Instructions to follow – From the records below, copy every line that contains the word "content".

Record extracts –
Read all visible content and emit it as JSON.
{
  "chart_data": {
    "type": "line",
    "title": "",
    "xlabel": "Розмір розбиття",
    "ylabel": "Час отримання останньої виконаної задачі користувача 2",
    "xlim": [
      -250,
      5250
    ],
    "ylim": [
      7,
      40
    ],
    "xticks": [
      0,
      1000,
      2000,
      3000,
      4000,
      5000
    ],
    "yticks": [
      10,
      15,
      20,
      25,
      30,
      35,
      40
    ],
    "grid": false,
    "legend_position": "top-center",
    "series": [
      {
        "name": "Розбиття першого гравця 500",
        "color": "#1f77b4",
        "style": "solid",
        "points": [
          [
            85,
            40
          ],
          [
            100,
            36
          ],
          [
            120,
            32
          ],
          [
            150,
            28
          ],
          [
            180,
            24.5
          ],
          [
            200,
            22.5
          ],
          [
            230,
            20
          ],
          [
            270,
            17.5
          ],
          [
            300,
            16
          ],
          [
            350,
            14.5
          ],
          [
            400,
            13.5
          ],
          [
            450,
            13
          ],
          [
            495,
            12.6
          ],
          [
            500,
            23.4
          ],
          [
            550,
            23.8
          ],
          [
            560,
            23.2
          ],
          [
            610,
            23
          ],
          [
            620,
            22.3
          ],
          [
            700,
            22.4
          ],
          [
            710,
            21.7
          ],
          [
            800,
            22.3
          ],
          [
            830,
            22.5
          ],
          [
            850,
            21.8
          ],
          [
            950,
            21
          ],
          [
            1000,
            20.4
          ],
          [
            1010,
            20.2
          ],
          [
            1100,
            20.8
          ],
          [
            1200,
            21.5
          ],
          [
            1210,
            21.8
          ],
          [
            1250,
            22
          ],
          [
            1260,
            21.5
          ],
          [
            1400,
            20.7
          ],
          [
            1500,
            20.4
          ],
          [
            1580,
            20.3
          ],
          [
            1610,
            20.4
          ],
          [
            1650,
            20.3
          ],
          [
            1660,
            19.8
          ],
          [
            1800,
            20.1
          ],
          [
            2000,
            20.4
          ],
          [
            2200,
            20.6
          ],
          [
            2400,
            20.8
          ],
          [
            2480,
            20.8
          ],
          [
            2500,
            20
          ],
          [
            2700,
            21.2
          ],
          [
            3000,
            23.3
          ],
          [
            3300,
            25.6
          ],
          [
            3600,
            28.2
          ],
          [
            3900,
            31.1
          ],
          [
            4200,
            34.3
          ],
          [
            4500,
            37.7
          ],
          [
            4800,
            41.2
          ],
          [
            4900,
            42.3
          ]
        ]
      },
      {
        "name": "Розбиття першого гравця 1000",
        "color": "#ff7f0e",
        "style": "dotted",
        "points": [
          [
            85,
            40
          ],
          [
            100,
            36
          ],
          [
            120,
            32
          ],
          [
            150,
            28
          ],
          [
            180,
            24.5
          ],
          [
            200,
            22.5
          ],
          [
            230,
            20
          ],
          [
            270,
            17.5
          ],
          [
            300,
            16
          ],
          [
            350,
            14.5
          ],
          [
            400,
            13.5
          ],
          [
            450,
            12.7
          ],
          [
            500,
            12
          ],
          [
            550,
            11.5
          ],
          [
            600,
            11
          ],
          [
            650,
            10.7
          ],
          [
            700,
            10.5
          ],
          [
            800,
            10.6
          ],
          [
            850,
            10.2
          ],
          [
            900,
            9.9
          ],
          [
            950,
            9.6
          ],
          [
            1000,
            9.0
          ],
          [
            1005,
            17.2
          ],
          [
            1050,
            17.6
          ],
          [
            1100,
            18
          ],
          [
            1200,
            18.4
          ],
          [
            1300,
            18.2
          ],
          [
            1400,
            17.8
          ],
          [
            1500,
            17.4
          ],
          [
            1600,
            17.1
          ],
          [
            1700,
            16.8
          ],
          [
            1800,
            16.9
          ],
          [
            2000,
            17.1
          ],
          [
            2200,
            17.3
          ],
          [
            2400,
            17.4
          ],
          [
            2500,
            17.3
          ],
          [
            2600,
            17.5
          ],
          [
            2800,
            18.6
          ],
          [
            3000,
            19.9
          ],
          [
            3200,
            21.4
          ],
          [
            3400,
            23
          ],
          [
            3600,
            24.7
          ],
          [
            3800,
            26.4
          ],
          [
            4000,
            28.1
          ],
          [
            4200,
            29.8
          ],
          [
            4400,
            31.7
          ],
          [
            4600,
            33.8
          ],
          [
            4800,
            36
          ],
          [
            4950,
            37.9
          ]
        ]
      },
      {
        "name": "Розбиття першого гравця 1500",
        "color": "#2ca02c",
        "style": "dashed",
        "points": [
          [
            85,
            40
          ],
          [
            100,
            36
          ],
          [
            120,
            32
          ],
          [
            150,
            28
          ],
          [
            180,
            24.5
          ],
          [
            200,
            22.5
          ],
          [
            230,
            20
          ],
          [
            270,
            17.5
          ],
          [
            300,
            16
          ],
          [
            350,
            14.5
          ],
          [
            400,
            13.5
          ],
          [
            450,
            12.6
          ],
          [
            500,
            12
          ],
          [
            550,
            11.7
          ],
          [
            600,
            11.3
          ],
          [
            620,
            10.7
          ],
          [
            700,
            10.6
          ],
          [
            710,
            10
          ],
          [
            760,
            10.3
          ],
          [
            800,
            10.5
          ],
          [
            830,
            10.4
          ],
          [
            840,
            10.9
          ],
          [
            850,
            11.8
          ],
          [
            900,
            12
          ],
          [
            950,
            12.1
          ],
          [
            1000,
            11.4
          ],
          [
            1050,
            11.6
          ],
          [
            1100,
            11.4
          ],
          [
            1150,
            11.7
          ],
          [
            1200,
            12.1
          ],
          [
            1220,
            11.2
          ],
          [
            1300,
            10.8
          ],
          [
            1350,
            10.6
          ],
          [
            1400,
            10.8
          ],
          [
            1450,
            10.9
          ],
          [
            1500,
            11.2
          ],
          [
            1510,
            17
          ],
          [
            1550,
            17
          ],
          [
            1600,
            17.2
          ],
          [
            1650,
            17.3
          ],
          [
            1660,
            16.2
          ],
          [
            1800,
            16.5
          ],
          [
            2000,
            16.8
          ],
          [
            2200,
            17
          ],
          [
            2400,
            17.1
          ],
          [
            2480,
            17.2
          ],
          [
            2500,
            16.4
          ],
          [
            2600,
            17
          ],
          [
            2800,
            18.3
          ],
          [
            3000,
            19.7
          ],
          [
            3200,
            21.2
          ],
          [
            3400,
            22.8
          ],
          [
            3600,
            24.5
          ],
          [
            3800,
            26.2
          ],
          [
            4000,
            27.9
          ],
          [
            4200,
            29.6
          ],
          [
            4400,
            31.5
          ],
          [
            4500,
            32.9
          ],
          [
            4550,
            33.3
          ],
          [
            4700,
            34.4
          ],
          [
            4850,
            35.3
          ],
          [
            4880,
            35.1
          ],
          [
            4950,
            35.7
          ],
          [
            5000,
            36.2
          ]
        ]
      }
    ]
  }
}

---

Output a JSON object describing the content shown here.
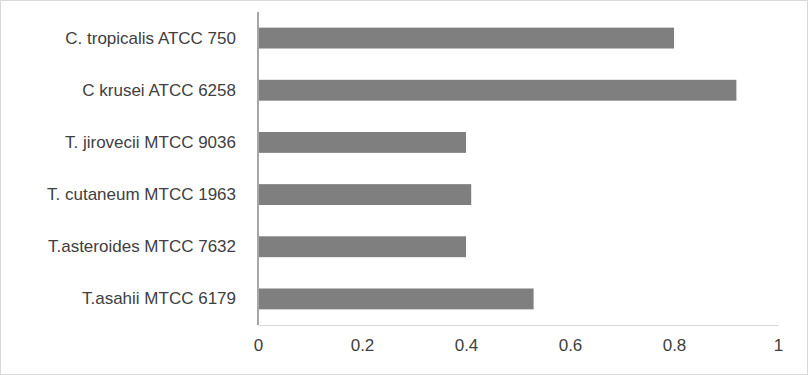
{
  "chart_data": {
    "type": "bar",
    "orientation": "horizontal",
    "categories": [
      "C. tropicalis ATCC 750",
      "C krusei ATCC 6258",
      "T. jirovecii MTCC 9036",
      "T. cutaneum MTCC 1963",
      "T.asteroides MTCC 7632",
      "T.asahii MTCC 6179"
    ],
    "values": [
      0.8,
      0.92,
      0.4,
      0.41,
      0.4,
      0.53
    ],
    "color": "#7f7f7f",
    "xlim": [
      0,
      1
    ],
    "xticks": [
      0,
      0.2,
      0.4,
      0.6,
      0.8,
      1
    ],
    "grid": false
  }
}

Finished answer –
Read all visible content and emit it as JSON.
Output a JSON object describing the content shown here.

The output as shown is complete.